───── SOURCE DATA ─────

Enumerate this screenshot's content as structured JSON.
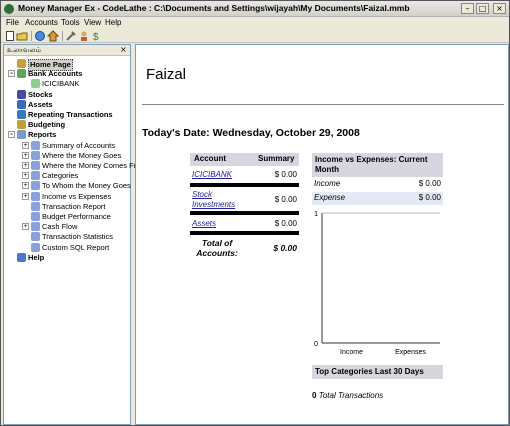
{
  "window": {
    "title": "Money Manager Ex - CodeLathe : C:\\Documents and Settings\\wijayah\\My Documents\\Faizal.mmb"
  },
  "menu": [
    {
      "label": "File"
    },
    {
      "label": "Accounts"
    },
    {
      "label": "Tools"
    },
    {
      "label": "View"
    },
    {
      "label": "Help"
    }
  ],
  "toolbar": {
    "icons": [
      "new-icon",
      "open-icon",
      "new-account-icon",
      "home-icon",
      "settings-icon",
      "organize-payees-icon",
      "currency-icon"
    ]
  },
  "nav": {
    "header_label": "உலாவலம்",
    "close_glyph": "×",
    "items": [
      {
        "label": "Home Page",
        "bold": true,
        "selected": true
      },
      {
        "label": "Bank Accounts",
        "bold": true,
        "expander": "-"
      },
      {
        "label": "ICICIBANK",
        "bold": false
      },
      {
        "label": "Stocks",
        "bold": true
      },
      {
        "label": "Assets",
        "bold": true
      },
      {
        "label": "Repeating Transactions",
        "bold": true
      },
      {
        "label": "Budgeting",
        "bold": true
      },
      {
        "label": "Reports",
        "bold": true,
        "expander": "-"
      },
      {
        "label": "Summary of Accounts",
        "bold": false,
        "expander": "+"
      },
      {
        "label": "Where the Money Goes",
        "bold": false,
        "expander": "+"
      },
      {
        "label": "Where the Money Comes Fr",
        "bold": false,
        "expander": "+"
      },
      {
        "label": "Categories",
        "bold": false,
        "expander": "+"
      },
      {
        "label": "To Whom the Money Goes",
        "bold": false,
        "expander": "+"
      },
      {
        "label": "Income vs Expenses",
        "bold": false,
        "expander": "+"
      },
      {
        "label": "Transaction Report",
        "bold": false
      },
      {
        "label": "Budget Performance",
        "bold": false
      },
      {
        "label": "Cash Flow",
        "bold": false,
        "expander": "+"
      },
      {
        "label": "Transaction Statistics",
        "bold": false
      },
      {
        "label": "Custom SQL Report",
        "bold": false
      },
      {
        "label": "Help",
        "bold": true
      }
    ]
  },
  "home": {
    "user_name": "Faizal",
    "today_label": "Today's Date: Wednesday, October 29, 2008",
    "accounts_table": {
      "col_account": "Account",
      "col_summary": "Summary",
      "rows": [
        {
          "account": "ICICIBANK",
          "summary": "$ 0.00"
        },
        {
          "account": "Stock Investments",
          "summary": "$ 0.00"
        },
        {
          "account": "Assets",
          "summary": "$ 0.00"
        }
      ],
      "total_label": "Total of Accounts:",
      "total_value": "$ 0.00"
    },
    "income_expenses": {
      "title": "Income vs Expenses: Current Month",
      "rows": [
        {
          "label": "Income",
          "value": "$ 0.00"
        },
        {
          "label": "Expense",
          "value": "$ 0.00"
        }
      ]
    },
    "top_categories_title": "Top Categories Last 30 Days",
    "total_transactions_count": "0",
    "total_transactions_label": "Total Transactions"
  },
  "chart_data": {
    "type": "bar",
    "categories": [
      "Income",
      "Expenses"
    ],
    "values": [
      0,
      0
    ],
    "ylim": [
      0,
      1
    ],
    "yticks": [
      "0",
      "1"
    ],
    "grid": false
  }
}
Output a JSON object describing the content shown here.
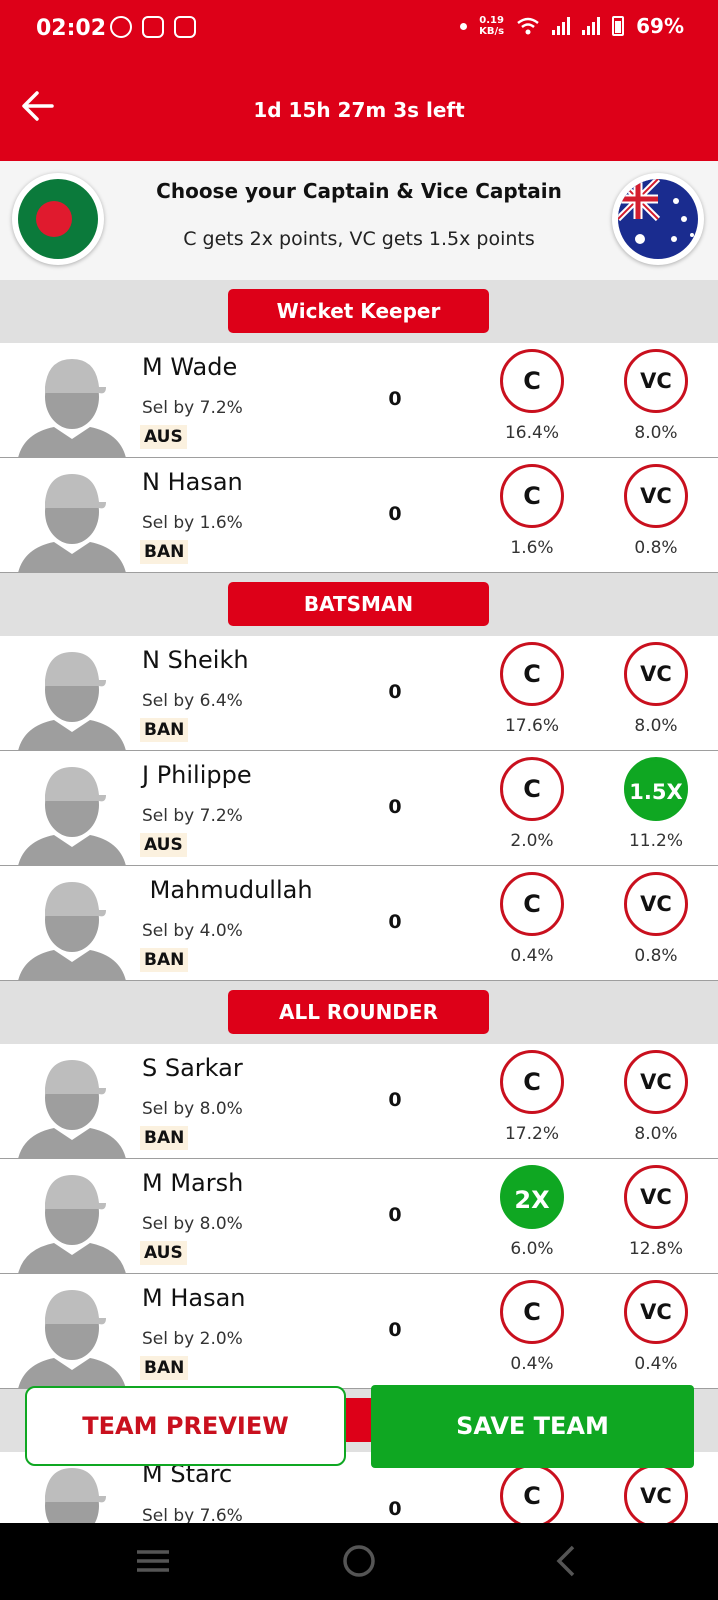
{
  "status_bar": {
    "time": "02:02",
    "network_speed_value": "0.19",
    "network_speed_unit": "KB/s",
    "battery": "69%",
    "icons": [
      "whatsapp-icon",
      "instagram-icon",
      "calendar-icon",
      "wifi-icon",
      "signal-icon",
      "signal-icon",
      "battery-icon"
    ]
  },
  "header": {
    "back_icon": "back-arrow-icon",
    "countdown": "1d 15h 27m 3s left"
  },
  "match_info": {
    "title": "Choose your Captain & Vice Captain",
    "subtitle": "C gets 2x points, VC gets 1.5x points",
    "left_team_flag": "bangladesh-flag-icon",
    "right_team_flag": "australia-flag-icon"
  },
  "sections": [
    "Wicket Keeper",
    "BATSMAN",
    "ALL ROUNDER"
  ],
  "players": [
    {
      "name": "M Wade",
      "sel": "Sel by 7.2%",
      "team": "AUS",
      "points": "0",
      "c_label": "C",
      "vc_label": "VC",
      "c_pct": "16.4%",
      "vc_pct": "8.0%",
      "c_selected": false,
      "vc_selected": false
    },
    {
      "name": "N Hasan",
      "sel": "Sel by 1.6%",
      "team": "BAN",
      "points": "0",
      "c_label": "C",
      "vc_label": "VC",
      "c_pct": "1.6%",
      "vc_pct": "0.8%",
      "c_selected": false,
      "vc_selected": false
    },
    {
      "name": "N Sheikh",
      "sel": "Sel by 6.4%",
      "team": "BAN",
      "points": "0",
      "c_label": "C",
      "vc_label": "VC",
      "c_pct": "17.6%",
      "vc_pct": "8.0%",
      "c_selected": false,
      "vc_selected": false
    },
    {
      "name": "J Philippe",
      "sel": "Sel by 7.2%",
      "team": "AUS",
      "points": "0",
      "c_label": "C",
      "vc_label": "1.5X",
      "c_pct": "2.0%",
      "vc_pct": "11.2%",
      "c_selected": false,
      "vc_selected": true
    },
    {
      "name": " Mahmudullah",
      "sel": "Sel by 4.0%",
      "team": "BAN",
      "points": "0",
      "c_label": "C",
      "vc_label": "VC",
      "c_pct": "0.4%",
      "vc_pct": "0.8%",
      "c_selected": false,
      "vc_selected": false
    },
    {
      "name": "S Sarkar",
      "sel": "Sel by 8.0%",
      "team": "BAN",
      "points": "0",
      "c_label": "C",
      "vc_label": "VC",
      "c_pct": "17.2%",
      "vc_pct": "8.0%",
      "c_selected": false,
      "vc_selected": false
    },
    {
      "name": "M Marsh",
      "sel": "Sel by 8.0%",
      "team": "AUS",
      "points": "0",
      "c_label": "2X",
      "vc_label": "VC",
      "c_pct": "6.0%",
      "vc_pct": "12.8%",
      "c_selected": true,
      "vc_selected": false
    },
    {
      "name": "M Hasan",
      "sel": "Sel by 2.0%",
      "team": "BAN",
      "points": "0",
      "c_label": "C",
      "vc_label": "VC",
      "c_pct": "0.4%",
      "vc_pct": "0.4%",
      "c_selected": false,
      "vc_selected": false
    },
    {
      "name": "M Starc",
      "sel": "Sel by 7.6%",
      "team": "",
      "points": "0",
      "c_label": "C",
      "vc_label": "VC",
      "c_pct": "",
      "vc_pct": "",
      "c_selected": false,
      "vc_selected": false
    }
  ],
  "actions": {
    "team_preview": "TEAM PREVIEW",
    "save_team": "SAVE TEAM"
  },
  "nav_bar": {
    "icons": [
      "recent-apps-icon",
      "home-icon",
      "back-icon"
    ]
  },
  "colors": {
    "brand_red": "#dd0018",
    "selected_green": "#0fa722",
    "section_gray": "#e0e0e0",
    "team_tag_bg": "#fbf1df"
  }
}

─────

- TO DO -
Go through the entries above and output them exactly, without pictures.

- FULL OUTPUT -
Enumerate this screenshot's content as structured JSON.
{
  "window": {
    "title": "Money Manager Ex - CodeLathe : C:\\Documents and Settings\\wijayah\\My Documents\\Faizal.mmb"
  },
  "menu": [
    {
      "label": "File"
    },
    {
      "label": "Accounts"
    },
    {
      "label": "Tools"
    },
    {
      "label": "View"
    },
    {
      "label": "Help"
    }
  ],
  "toolbar": {
    "icons": [
      "new-icon",
      "open-icon",
      "new-account-icon",
      "home-icon",
      "settings-icon",
      "organize-payees-icon",
      "currency-icon"
    ]
  },
  "nav": {
    "header_label": "உலாவலம்",
    "close_glyph": "×",
    "items": [
      {
        "label": "Home Page",
        "bold": true,
        "selected": true
      },
      {
        "label": "Bank Accounts",
        "bold": true,
        "expander": "-"
      },
      {
        "label": "ICICIBANK",
        "bold": false
      },
      {
        "label": "Stocks",
        "bold": true
      },
      {
        "label": "Assets",
        "bold": true
      },
      {
        "label": "Repeating Transactions",
        "bold": true
      },
      {
        "label": "Budgeting",
        "bold": true
      },
      {
        "label": "Reports",
        "bold": true,
        "expander": "-"
      },
      {
        "label": "Summary of Accounts",
        "bold": false,
        "expander": "+"
      },
      {
        "label": "Where the Money Goes",
        "bold": false,
        "expander": "+"
      },
      {
        "label": "Where the Money Comes Fr",
        "bold": false,
        "expander": "+"
      },
      {
        "label": "Categories",
        "bold": false,
        "expander": "+"
      },
      {
        "label": "To Whom the Money Goes",
        "bold": false,
        "expander": "+"
      },
      {
        "label": "Income vs Expenses",
        "bold": false,
        "expander": "+"
      },
      {
        "label": "Transaction Report",
        "bold": false
      },
      {
        "label": "Budget Performance",
        "bold": false
      },
      {
        "label": "Cash Flow",
        "bold": false,
        "expander": "+"
      },
      {
        "label": "Transaction Statistics",
        "bold": false
      },
      {
        "label": "Custom SQL Report",
        "bold": false
      },
      {
        "label": "Help",
        "bold": true
      }
    ]
  },
  "home": {
    "user_name": "Faizal",
    "today_label": "Today's Date: Wednesday, October 29, 2008",
    "accounts_table": {
      "col_account": "Account",
      "col_summary": "Summary",
      "rows": [
        {
          "account": "ICICIBANK",
          "summary": "$ 0.00"
        },
        {
          "account": "Stock Investments",
          "summary": "$ 0.00"
        },
        {
          "account": "Assets",
          "summary": "$ 0.00"
        }
      ],
      "total_label": "Total of Accounts:",
      "total_value": "$ 0.00"
    },
    "income_expenses": {
      "title": "Income vs Expenses: Current Month",
      "rows": [
        {
          "label": "Income",
          "value": "$ 0.00"
        },
        {
          "label": "Expense",
          "value": "$ 0.00"
        }
      ]
    },
    "top_categories_title": "Top Categories Last 30 Days",
    "total_transactions_count": "0",
    "total_transactions_label": "Total Transactions"
  },
  "chart_data": {
    "type": "bar",
    "categories": [
      "Income",
      "Expenses"
    ],
    "values": [
      0,
      0
    ],
    "ylim": [
      0,
      1
    ],
    "yticks": [
      "0",
      "1"
    ],
    "grid": false
  }
}
Output a JSON object describing the content shown here.
{
  "status_bar": {
    "time": "02:02",
    "network_speed_value": "0.19",
    "network_speed_unit": "KB/s",
    "battery": "69%",
    "icons": [
      "whatsapp-icon",
      "instagram-icon",
      "calendar-icon",
      "wifi-icon",
      "signal-icon",
      "signal-icon",
      "battery-icon"
    ]
  },
  "header": {
    "back_icon": "back-arrow-icon",
    "countdown": "1d 15h 27m 3s left"
  },
  "match_info": {
    "title": "Choose your Captain & Vice Captain",
    "subtitle": "C gets 2x points, VC gets 1.5x points",
    "left_team_flag": "bangladesh-flag-icon",
    "right_team_flag": "australia-flag-icon"
  },
  "sections": [
    "Wicket Keeper",
    "BATSMAN",
    "ALL ROUNDER"
  ],
  "players": [
    {
      "name": "M Wade",
      "sel": "Sel by 7.2%",
      "team": "AUS",
      "points": "0",
      "c_label": "C",
      "vc_label": "VC",
      "c_pct": "16.4%",
      "vc_pct": "8.0%",
      "c_selected": false,
      "vc_selected": false
    },
    {
      "name": "N Hasan",
      "sel": "Sel by 1.6%",
      "team": "BAN",
      "points": "0",
      "c_label": "C",
      "vc_label": "VC",
      "c_pct": "1.6%",
      "vc_pct": "0.8%",
      "c_selected": false,
      "vc_selected": false
    },
    {
      "name": "N Sheikh",
      "sel": "Sel by 6.4%",
      "team": "BAN",
      "points": "0",
      "c_label": "C",
      "vc_label": "VC",
      "c_pct": "17.6%",
      "vc_pct": "8.0%",
      "c_selected": false,
      "vc_selected": false
    },
    {
      "name": "J Philippe",
      "sel": "Sel by 7.2%",
      "team": "AUS",
      "points": "0",
      "c_label": "C",
      "vc_label": "1.5X",
      "c_pct": "2.0%",
      "vc_pct": "11.2%",
      "c_selected": false,
      "vc_selected": true
    },
    {
      "name": " Mahmudullah",
      "sel": "Sel by 4.0%",
      "team": "BAN",
      "points": "0",
      "c_label": "C",
      "vc_label": "VC",
      "c_pct": "0.4%",
      "vc_pct": "0.8%",
      "c_selected": false,
      "vc_selected": false
    },
    {
      "name": "S Sarkar",
      "sel": "Sel by 8.0%",
      "team": "BAN",
      "points": "0",
      "c_label": "C",
      "vc_label": "VC",
      "c_pct": "17.2%",
      "vc_pct": "8.0%",
      "c_selected": false,
      "vc_selected": false
    },
    {
      "name": "M Marsh",
      "sel": "Sel by 8.0%",
      "team": "AUS",
      "points": "0",
      "c_label": "2X",
      "vc_label": "VC",
      "c_pct": "6.0%",
      "vc_pct": "12.8%",
      "c_selected": true,
      "vc_selected": false
    },
    {
      "name": "M Hasan",
      "sel": "Sel by 2.0%",
      "team": "BAN",
      "points": "0",
      "c_label": "C",
      "vc_label": "VC",
      "c_pct": "0.4%",
      "vc_pct": "0.4%",
      "c_selected": false,
      "vc_selected": false
    },
    {
      "name": "M Starc",
      "sel": "Sel by 7.6%",
      "team": "",
      "points": "0",
      "c_label": "C",
      "vc_label": "VC",
      "c_pct": "",
      "vc_pct": "",
      "c_selected": false,
      "vc_selected": false
    }
  ],
  "actions": {
    "team_preview": "TEAM PREVIEW",
    "save_team": "SAVE TEAM"
  },
  "nav_bar": {
    "icons": [
      "recent-apps-icon",
      "home-icon",
      "back-icon"
    ]
  },
  "colors": {
    "brand_red": "#dd0018",
    "selected_green": "#0fa722",
    "section_gray": "#e0e0e0",
    "team_tag_bg": "#fbf1df"
  }
}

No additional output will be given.